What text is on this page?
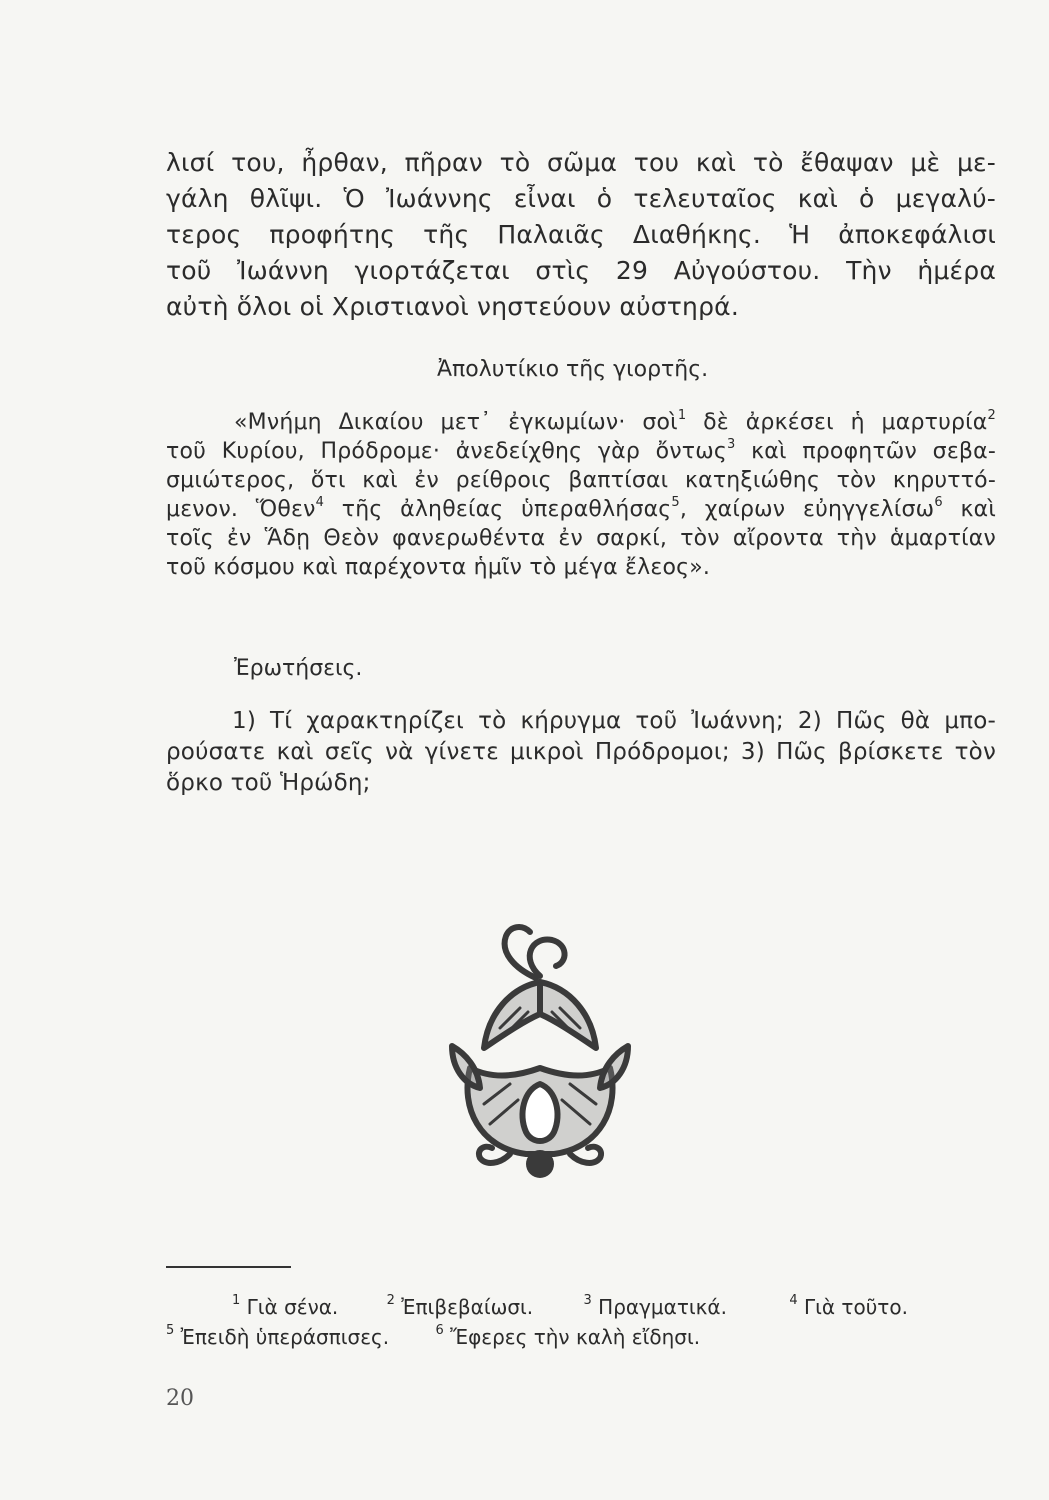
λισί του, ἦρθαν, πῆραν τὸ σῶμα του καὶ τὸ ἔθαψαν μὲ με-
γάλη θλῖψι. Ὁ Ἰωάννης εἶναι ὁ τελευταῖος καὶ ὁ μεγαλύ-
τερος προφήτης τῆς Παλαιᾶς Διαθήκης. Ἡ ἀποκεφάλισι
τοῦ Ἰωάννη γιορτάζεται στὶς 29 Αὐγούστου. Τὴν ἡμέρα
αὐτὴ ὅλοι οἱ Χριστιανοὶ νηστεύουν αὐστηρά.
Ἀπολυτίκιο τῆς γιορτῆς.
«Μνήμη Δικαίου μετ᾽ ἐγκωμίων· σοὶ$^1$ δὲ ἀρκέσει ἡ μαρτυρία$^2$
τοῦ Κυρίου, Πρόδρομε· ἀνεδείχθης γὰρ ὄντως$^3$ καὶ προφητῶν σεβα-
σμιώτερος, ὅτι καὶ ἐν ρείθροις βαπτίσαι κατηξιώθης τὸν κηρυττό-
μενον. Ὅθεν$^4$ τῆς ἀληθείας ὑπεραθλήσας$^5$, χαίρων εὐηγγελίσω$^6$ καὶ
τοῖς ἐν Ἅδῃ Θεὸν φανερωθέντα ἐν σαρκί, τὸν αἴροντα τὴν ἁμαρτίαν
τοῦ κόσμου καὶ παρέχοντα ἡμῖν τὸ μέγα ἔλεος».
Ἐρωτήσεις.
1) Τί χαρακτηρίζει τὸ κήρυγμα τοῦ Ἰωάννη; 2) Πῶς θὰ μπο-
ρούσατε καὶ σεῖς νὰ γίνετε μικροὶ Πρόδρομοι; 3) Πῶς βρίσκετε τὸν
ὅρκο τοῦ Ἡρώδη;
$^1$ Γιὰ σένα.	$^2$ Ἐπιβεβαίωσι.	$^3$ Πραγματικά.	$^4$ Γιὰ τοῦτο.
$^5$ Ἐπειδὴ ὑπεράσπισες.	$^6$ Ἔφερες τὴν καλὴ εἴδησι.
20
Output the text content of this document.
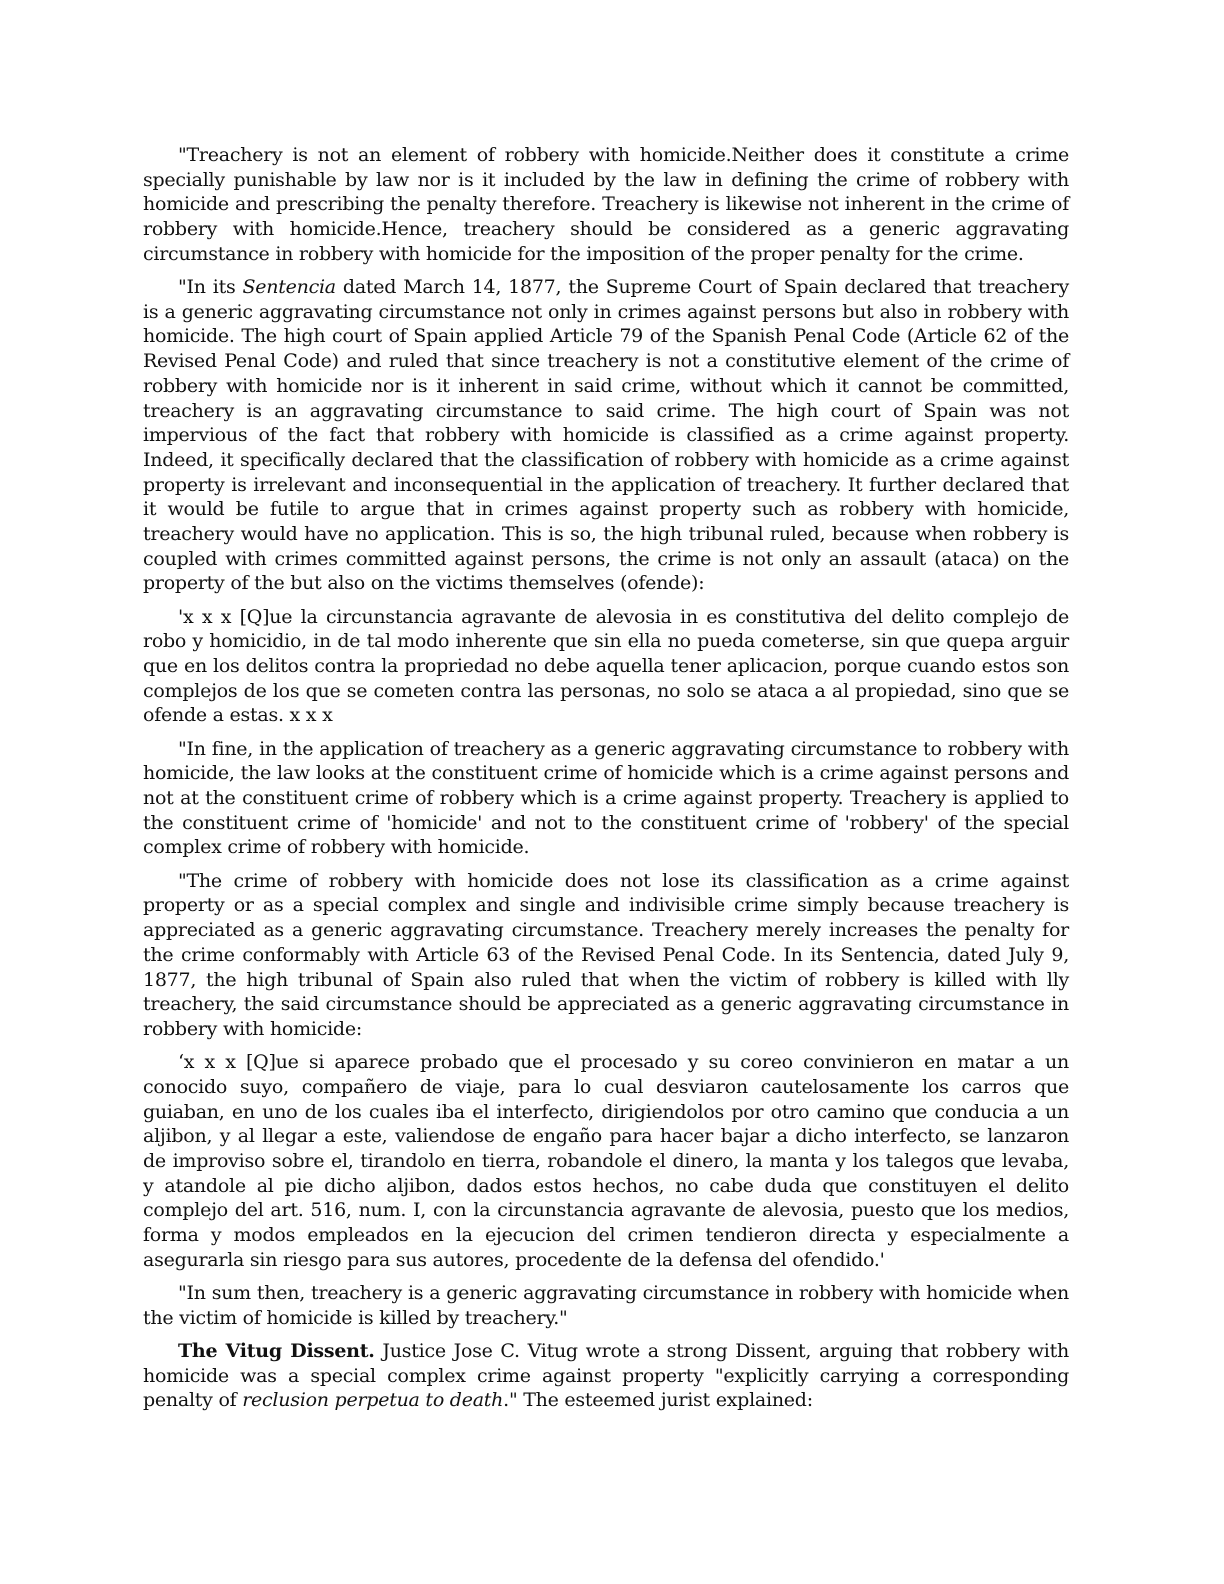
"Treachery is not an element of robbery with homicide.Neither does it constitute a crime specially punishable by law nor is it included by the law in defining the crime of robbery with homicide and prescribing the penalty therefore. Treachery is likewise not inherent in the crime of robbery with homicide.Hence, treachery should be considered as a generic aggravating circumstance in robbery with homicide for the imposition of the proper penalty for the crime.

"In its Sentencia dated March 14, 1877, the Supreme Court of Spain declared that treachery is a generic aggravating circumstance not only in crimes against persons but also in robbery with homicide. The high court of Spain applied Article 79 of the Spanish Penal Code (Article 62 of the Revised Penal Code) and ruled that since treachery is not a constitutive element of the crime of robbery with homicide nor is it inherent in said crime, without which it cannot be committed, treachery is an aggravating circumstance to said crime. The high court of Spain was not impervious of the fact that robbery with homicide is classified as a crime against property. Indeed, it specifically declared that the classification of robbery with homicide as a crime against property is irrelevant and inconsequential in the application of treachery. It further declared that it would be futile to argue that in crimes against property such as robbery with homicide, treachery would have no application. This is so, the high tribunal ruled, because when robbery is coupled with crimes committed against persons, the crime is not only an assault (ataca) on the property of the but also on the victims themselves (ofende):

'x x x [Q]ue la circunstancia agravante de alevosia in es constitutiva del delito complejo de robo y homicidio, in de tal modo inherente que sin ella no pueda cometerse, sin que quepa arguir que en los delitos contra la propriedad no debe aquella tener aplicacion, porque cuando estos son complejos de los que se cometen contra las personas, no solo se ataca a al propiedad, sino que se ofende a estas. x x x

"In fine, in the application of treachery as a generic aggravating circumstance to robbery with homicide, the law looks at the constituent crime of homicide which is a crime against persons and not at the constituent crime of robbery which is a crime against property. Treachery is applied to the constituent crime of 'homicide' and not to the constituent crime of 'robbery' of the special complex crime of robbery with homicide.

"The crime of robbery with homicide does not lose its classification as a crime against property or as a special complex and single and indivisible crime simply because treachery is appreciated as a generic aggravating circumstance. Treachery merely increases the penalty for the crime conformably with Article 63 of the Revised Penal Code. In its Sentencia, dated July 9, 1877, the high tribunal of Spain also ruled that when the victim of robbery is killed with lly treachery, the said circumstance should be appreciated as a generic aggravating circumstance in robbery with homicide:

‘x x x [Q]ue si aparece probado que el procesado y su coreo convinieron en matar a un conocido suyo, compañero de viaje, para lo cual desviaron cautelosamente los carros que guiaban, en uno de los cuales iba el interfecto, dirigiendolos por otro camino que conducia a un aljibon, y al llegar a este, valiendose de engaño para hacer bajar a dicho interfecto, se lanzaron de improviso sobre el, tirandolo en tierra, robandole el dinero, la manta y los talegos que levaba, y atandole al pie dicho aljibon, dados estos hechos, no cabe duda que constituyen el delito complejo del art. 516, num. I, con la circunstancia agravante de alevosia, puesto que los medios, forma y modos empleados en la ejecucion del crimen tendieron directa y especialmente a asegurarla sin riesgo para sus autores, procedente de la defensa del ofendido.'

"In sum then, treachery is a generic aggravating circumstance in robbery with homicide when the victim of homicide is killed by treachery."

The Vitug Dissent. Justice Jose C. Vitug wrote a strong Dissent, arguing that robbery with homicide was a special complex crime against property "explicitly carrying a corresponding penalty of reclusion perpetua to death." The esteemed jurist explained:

════════

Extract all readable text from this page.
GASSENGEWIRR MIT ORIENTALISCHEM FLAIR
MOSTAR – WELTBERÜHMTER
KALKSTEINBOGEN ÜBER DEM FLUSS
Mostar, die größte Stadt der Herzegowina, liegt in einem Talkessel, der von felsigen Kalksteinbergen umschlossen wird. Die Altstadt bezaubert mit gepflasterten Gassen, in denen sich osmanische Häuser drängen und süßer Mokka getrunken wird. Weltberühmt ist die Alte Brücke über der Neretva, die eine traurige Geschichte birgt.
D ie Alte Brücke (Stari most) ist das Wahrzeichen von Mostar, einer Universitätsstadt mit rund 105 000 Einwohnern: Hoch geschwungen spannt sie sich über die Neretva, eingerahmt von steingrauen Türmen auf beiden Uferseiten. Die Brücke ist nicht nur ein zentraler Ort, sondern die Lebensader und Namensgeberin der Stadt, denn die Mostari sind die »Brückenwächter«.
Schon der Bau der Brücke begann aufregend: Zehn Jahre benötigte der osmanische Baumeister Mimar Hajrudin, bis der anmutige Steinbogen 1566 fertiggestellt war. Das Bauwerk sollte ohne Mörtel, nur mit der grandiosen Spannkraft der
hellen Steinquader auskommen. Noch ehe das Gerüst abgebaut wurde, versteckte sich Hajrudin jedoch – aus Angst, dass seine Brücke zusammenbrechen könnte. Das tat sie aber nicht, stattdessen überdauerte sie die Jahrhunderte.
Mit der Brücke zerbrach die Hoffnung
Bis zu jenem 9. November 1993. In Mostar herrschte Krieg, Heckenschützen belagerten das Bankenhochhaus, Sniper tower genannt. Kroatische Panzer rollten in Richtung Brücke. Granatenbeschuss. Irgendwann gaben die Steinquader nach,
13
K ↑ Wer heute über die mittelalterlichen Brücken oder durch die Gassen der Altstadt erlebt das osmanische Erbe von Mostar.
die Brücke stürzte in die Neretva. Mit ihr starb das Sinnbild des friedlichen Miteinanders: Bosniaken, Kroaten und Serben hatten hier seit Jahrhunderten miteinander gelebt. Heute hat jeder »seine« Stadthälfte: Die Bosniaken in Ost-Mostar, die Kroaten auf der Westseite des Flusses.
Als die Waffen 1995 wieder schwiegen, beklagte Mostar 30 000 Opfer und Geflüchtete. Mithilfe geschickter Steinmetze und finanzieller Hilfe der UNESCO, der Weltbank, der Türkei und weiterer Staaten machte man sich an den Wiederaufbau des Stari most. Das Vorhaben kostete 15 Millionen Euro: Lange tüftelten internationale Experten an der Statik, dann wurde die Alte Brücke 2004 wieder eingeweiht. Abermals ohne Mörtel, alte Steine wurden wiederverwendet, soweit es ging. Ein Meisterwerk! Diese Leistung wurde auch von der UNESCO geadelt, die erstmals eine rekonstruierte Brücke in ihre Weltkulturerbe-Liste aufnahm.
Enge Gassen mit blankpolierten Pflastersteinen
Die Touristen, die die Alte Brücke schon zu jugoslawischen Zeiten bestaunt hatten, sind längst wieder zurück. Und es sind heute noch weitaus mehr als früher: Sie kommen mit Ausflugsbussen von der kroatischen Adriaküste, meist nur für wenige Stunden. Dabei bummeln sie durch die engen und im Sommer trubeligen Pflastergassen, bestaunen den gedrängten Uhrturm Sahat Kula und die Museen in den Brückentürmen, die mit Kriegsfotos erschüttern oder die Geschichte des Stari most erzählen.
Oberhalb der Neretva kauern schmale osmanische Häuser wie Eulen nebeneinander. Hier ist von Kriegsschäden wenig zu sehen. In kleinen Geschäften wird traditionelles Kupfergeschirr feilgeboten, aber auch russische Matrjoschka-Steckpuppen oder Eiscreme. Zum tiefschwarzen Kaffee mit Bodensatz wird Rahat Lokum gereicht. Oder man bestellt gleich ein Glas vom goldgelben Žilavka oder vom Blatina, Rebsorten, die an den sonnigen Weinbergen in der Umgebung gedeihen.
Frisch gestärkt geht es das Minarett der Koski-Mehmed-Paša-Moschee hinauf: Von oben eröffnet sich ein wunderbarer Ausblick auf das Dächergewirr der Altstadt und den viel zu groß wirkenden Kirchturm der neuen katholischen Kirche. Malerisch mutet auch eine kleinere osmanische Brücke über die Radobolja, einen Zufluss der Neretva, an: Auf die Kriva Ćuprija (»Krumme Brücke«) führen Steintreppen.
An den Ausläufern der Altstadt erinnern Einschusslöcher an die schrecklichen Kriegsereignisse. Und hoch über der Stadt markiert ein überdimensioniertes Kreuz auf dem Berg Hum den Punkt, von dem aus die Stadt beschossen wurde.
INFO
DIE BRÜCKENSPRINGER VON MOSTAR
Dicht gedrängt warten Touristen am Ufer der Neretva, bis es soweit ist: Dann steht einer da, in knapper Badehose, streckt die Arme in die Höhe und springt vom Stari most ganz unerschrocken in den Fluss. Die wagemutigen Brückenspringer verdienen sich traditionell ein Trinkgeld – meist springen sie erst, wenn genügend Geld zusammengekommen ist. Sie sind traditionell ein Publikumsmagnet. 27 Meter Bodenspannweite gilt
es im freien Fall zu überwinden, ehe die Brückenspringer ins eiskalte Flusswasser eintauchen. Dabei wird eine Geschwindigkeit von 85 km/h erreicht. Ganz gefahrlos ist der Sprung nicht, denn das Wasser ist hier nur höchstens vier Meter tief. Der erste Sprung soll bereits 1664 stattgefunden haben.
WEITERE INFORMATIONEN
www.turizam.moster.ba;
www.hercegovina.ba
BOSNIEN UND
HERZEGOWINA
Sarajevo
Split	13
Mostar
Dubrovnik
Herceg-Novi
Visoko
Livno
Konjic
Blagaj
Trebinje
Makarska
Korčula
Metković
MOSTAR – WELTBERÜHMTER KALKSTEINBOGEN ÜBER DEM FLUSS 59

════════

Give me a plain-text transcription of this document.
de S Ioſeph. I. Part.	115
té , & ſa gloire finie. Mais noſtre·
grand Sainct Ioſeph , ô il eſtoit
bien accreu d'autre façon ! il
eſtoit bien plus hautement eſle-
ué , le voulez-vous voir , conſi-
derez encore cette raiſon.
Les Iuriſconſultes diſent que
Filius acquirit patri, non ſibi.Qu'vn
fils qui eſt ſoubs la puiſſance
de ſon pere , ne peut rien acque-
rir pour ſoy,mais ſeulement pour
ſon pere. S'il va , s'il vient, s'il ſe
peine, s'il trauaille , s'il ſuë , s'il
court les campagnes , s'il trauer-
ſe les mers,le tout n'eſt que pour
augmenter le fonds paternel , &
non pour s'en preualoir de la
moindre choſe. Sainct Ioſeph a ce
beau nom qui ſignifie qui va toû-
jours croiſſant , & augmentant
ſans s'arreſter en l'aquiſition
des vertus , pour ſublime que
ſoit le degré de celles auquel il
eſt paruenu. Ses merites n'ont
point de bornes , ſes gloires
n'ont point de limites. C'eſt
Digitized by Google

════════

# [What is expected]
From the entries, report each line that includes the word "Mörtel".

# [Full response]
Schon der Bau der Brücke begann aufregend: Zehn Jahre benötigte der osmanische Baumeister Mimar Hajrudin, bis der anmutige Steinbogen 1566 fertiggestellt war. Das Bauwerk sollte ohne Mörtel, nur mit der grandiosen Spannkraft der
Als die Waffen 1995 wieder schwiegen, beklagte Mostar 30 000 Opfer und Geflüchtete. Mithilfe geschickter Steinmetze und finanzieller Hilfe der UNESCO, der Weltbank, der Türkei und weiterer Staaten machte man sich an den Wiederaufbau des Stari most. Das Vorhaben kostete 15 Millionen Euro: Lange tüftelten internationale Experten an der Statik, dann wurde die Alte Brücke 2004 wieder eingeweiht. Abermals ohne Mörtel, alte Steine wurden wiederverwendet, soweit es ging. Ein Meisterwerk! Diese Leistung wurde auch von der UNESCO geadelt, die erstmals eine rekonstruierte Brücke in ihre Weltkulturerbe-Liste aufnahm.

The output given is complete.